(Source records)
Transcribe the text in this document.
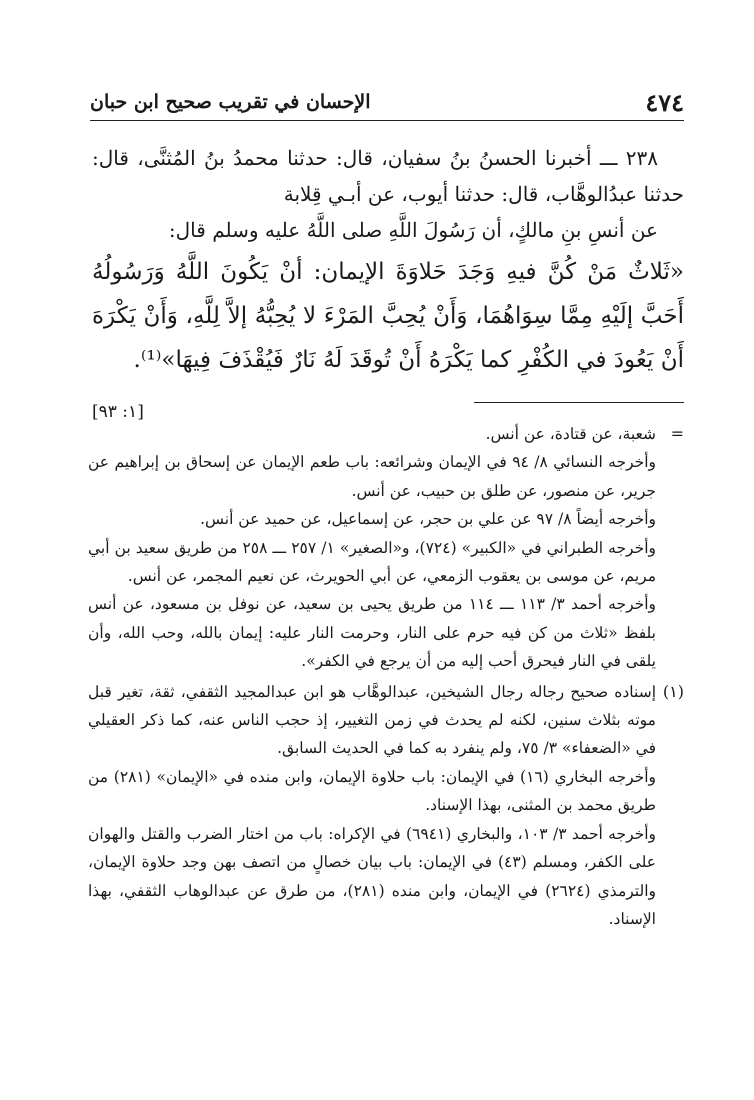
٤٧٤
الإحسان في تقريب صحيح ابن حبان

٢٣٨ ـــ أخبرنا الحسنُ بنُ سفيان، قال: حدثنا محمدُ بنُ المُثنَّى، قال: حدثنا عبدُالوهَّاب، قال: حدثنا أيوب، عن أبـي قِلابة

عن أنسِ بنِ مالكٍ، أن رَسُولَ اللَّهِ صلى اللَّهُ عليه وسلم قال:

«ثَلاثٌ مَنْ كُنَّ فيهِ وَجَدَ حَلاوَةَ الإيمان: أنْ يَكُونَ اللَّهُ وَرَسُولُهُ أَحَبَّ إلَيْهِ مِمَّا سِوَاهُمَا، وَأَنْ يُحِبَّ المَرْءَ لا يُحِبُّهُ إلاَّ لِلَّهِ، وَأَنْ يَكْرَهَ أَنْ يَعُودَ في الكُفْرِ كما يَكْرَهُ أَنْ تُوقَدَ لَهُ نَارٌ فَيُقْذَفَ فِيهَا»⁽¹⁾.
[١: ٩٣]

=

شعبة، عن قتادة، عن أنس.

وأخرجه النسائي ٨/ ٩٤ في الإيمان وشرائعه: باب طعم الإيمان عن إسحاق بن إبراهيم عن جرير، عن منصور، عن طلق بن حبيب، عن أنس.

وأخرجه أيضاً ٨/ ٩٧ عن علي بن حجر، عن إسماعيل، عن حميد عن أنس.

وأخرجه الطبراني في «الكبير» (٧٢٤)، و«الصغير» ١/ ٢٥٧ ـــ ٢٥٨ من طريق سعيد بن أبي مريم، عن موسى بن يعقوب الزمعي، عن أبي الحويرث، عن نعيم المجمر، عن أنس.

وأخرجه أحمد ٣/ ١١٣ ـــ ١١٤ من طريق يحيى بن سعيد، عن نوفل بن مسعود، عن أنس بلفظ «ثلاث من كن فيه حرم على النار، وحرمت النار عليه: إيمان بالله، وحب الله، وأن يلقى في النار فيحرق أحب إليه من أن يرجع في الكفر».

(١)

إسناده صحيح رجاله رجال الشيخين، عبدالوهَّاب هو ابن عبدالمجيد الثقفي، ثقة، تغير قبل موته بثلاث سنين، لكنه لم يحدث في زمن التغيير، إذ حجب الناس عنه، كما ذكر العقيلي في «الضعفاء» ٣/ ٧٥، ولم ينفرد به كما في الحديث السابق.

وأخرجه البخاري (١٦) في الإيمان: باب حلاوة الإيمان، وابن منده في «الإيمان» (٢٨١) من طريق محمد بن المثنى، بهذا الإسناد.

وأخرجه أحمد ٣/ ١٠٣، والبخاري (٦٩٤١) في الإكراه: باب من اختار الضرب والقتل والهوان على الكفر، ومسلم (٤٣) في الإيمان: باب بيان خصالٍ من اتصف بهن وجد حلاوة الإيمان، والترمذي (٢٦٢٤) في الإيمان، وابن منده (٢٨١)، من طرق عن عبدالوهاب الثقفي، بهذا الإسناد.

--

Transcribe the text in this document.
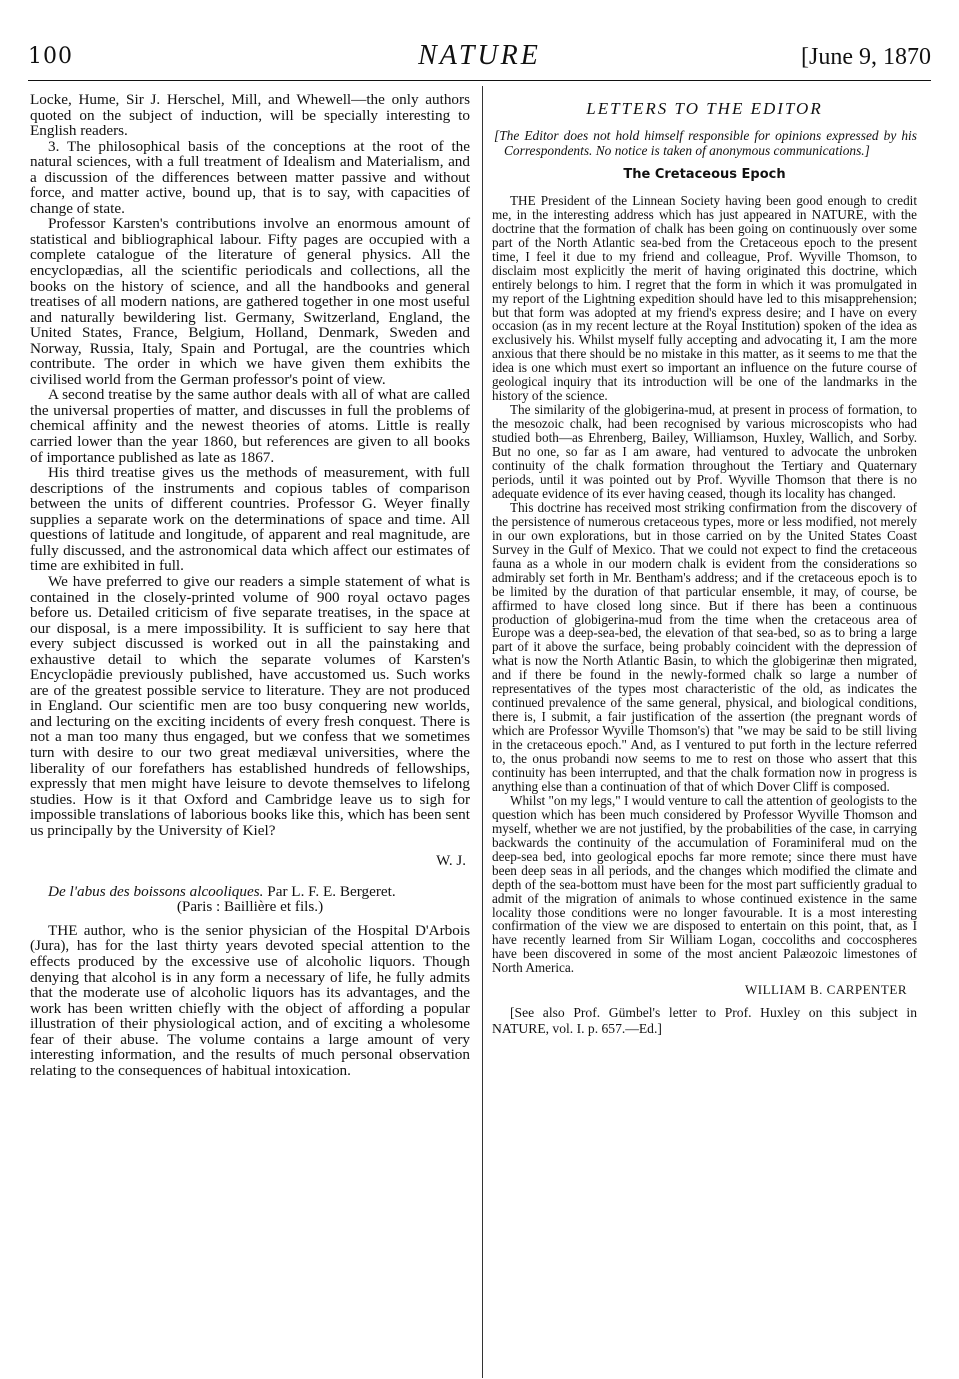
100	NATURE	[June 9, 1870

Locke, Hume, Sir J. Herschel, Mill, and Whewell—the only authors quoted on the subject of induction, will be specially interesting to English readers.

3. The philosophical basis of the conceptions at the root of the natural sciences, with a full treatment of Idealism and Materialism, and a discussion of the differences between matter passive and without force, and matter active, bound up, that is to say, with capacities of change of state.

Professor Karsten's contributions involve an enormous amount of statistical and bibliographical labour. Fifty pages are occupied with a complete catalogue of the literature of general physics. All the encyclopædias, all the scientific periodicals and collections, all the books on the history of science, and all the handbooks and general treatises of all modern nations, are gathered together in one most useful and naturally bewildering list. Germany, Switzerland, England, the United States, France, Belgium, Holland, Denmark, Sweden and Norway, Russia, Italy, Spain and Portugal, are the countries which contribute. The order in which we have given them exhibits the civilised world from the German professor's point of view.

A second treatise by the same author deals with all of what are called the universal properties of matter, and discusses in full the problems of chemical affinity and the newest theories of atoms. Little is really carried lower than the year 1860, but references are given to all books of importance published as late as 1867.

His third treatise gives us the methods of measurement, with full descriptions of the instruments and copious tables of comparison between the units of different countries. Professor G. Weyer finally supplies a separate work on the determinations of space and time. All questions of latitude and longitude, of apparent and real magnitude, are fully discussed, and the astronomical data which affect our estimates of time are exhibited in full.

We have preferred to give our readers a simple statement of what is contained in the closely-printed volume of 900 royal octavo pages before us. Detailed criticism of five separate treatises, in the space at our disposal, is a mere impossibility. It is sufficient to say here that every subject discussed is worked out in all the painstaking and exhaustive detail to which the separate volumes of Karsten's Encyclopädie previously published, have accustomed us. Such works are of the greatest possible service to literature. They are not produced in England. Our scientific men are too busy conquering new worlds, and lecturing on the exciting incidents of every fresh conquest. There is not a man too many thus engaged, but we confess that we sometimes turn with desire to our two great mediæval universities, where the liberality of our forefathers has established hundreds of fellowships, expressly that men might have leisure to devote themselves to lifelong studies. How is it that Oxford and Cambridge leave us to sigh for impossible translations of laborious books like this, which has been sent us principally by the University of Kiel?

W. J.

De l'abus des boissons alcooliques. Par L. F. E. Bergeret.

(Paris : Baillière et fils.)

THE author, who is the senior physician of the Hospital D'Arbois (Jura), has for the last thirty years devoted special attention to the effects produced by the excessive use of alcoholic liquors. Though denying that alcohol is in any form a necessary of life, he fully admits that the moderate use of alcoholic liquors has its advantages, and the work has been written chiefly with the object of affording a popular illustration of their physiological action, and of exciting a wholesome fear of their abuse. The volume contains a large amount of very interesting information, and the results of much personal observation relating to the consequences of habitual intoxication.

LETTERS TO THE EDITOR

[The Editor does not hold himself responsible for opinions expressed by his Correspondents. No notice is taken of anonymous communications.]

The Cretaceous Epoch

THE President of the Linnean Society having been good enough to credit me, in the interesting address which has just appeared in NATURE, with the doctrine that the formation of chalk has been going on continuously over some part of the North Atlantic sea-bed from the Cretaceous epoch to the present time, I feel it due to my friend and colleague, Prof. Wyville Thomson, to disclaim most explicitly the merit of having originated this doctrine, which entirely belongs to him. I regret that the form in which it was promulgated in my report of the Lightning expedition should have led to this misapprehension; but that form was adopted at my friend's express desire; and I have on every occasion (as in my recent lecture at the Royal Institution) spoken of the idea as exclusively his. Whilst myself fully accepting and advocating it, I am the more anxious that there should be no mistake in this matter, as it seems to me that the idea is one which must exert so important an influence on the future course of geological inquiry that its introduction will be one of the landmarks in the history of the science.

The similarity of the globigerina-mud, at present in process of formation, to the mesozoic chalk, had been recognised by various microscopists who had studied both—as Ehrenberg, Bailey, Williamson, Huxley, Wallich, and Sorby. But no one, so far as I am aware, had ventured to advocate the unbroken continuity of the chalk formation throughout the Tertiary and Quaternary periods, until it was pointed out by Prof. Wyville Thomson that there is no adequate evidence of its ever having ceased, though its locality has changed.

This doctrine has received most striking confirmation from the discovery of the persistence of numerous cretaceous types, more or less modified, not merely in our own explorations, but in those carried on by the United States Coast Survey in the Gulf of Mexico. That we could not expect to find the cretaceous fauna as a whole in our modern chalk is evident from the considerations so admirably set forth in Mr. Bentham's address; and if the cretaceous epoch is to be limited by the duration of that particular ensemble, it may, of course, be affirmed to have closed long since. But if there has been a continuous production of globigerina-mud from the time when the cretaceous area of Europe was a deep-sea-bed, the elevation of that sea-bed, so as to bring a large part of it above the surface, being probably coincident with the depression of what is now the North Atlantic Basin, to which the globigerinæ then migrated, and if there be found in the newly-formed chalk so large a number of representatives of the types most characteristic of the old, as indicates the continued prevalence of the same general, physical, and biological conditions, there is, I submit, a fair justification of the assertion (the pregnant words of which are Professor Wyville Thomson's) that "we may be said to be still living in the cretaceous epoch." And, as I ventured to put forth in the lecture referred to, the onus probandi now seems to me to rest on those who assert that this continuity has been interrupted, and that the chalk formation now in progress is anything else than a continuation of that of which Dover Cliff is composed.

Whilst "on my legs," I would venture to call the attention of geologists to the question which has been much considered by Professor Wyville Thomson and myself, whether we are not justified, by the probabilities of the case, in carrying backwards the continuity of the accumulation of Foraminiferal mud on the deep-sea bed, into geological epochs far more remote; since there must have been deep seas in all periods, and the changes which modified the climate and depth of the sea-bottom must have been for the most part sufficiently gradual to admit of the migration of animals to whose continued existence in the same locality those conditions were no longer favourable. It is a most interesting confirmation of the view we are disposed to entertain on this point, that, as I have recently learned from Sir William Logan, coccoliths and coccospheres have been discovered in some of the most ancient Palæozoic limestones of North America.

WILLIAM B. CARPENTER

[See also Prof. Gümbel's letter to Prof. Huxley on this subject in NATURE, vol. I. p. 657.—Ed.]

Exercise instructions:
Copy out every line from the material above in which the word "منده" appears.

Exercise output:
وأخرجه البخاري (١٦) في الإيمان: باب حلاوة الإيمان، وابن منده في «الإيمان» (٢٨١) من طريق محمد بن المثنى، بهذا الإسناد.
وأخرجه أحمد ٣/ ١٠٣، والبخاري (٦٩٤١) في الإكراه: باب من اختار الضرب والقتل والهوان على الكفر، ومسلم (٤٣) في الإيمان: باب بيان خصالٍ من اتصف بهن وجد حلاوة الإيمان، والترمذي (٢٦٢٤) في الإيمان، وابن منده (٢٨١)، من طرق عن عبدالوهاب الثقفي، بهذا الإسناد.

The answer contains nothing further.